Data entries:
+++
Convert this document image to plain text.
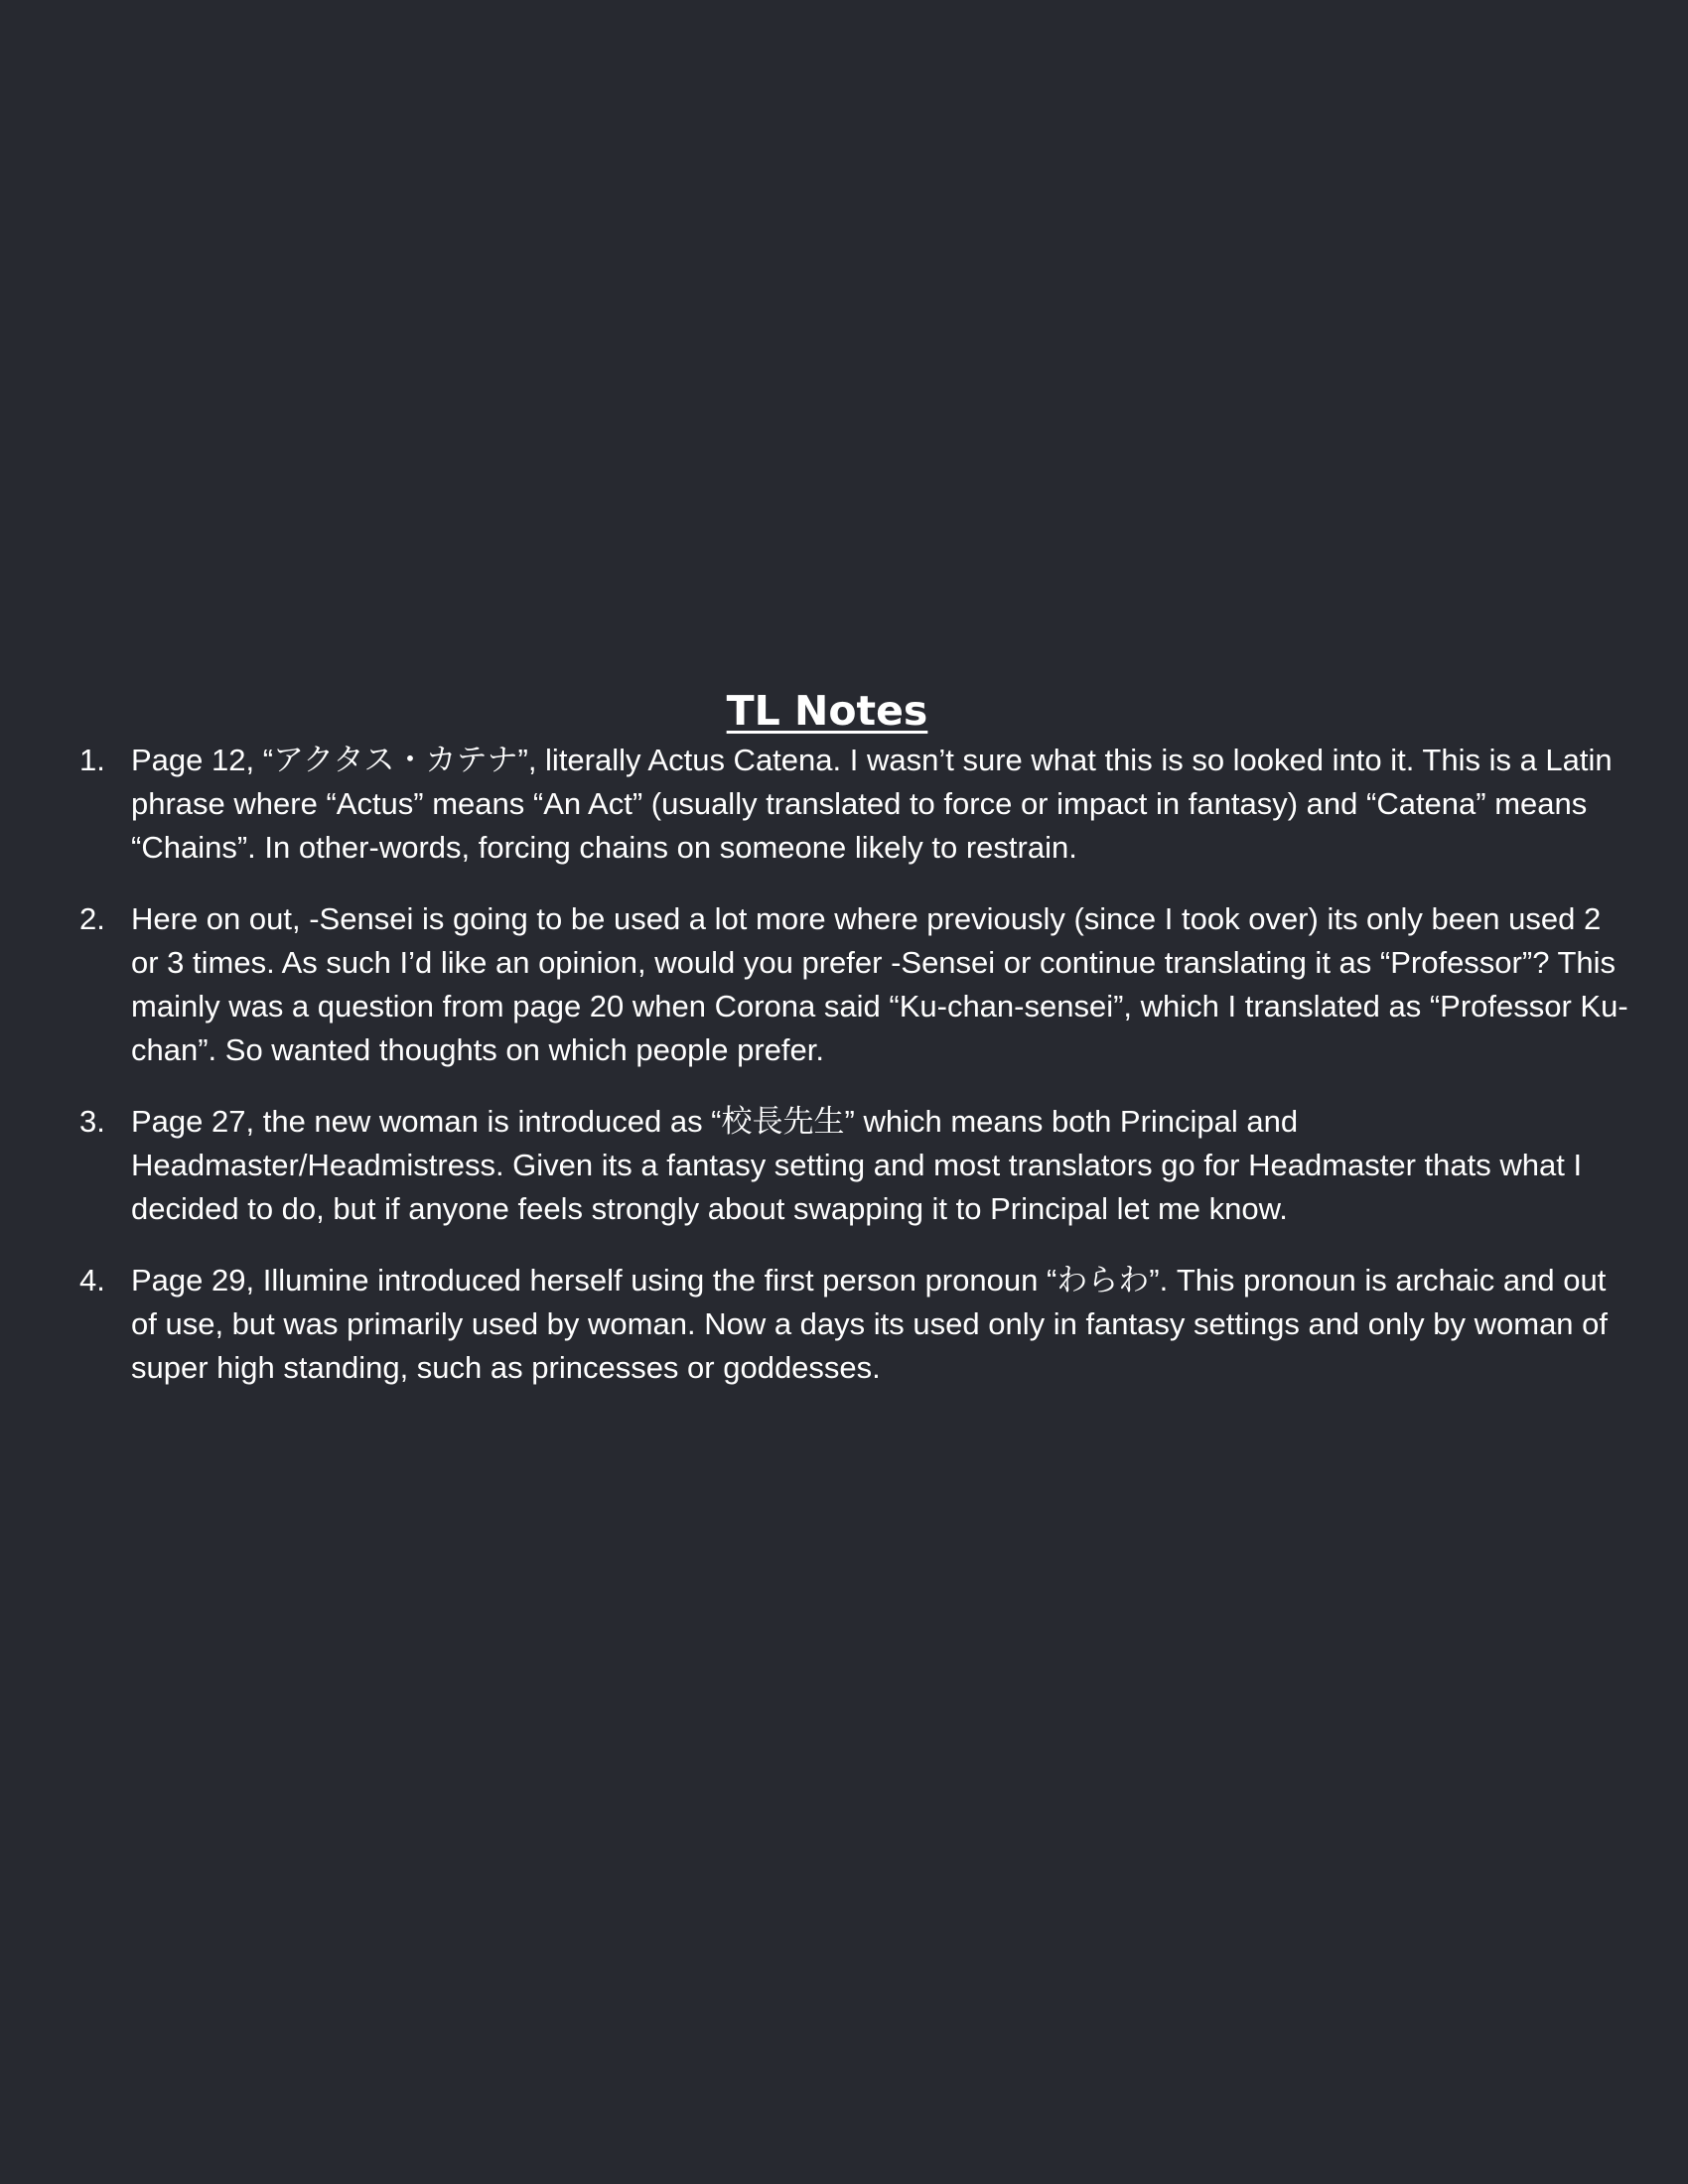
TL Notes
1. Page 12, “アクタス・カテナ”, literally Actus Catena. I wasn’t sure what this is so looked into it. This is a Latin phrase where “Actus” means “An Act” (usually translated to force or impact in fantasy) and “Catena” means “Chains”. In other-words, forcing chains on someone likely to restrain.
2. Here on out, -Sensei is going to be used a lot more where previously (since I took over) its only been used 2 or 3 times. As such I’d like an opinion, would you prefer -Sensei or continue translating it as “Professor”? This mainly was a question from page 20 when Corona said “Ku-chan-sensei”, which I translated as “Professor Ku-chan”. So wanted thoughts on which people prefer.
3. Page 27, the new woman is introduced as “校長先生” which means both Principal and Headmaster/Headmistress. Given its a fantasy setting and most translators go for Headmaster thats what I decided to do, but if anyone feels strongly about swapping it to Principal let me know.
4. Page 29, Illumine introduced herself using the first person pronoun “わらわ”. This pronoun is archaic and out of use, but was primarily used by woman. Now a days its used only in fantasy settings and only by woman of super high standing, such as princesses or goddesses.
+++
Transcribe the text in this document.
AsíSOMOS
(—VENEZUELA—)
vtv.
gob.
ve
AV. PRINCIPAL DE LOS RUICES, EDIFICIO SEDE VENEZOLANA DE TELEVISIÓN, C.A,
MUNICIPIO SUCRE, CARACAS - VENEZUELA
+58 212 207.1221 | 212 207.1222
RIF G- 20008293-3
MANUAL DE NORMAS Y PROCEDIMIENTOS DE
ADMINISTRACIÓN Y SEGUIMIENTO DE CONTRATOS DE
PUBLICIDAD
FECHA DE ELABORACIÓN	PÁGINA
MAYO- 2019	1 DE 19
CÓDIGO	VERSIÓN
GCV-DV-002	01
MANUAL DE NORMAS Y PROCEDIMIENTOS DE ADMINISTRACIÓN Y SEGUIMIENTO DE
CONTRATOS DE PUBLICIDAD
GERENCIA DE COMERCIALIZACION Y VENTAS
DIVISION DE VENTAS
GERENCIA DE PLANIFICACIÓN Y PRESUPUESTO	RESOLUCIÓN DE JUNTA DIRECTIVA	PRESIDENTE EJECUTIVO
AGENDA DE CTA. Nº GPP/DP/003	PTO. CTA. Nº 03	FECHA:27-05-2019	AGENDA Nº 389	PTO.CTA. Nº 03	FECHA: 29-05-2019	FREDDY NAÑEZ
+++
Report only how many lines in the listing contain the string "ADMINISTRACIÓN".

THE ANSWER.
2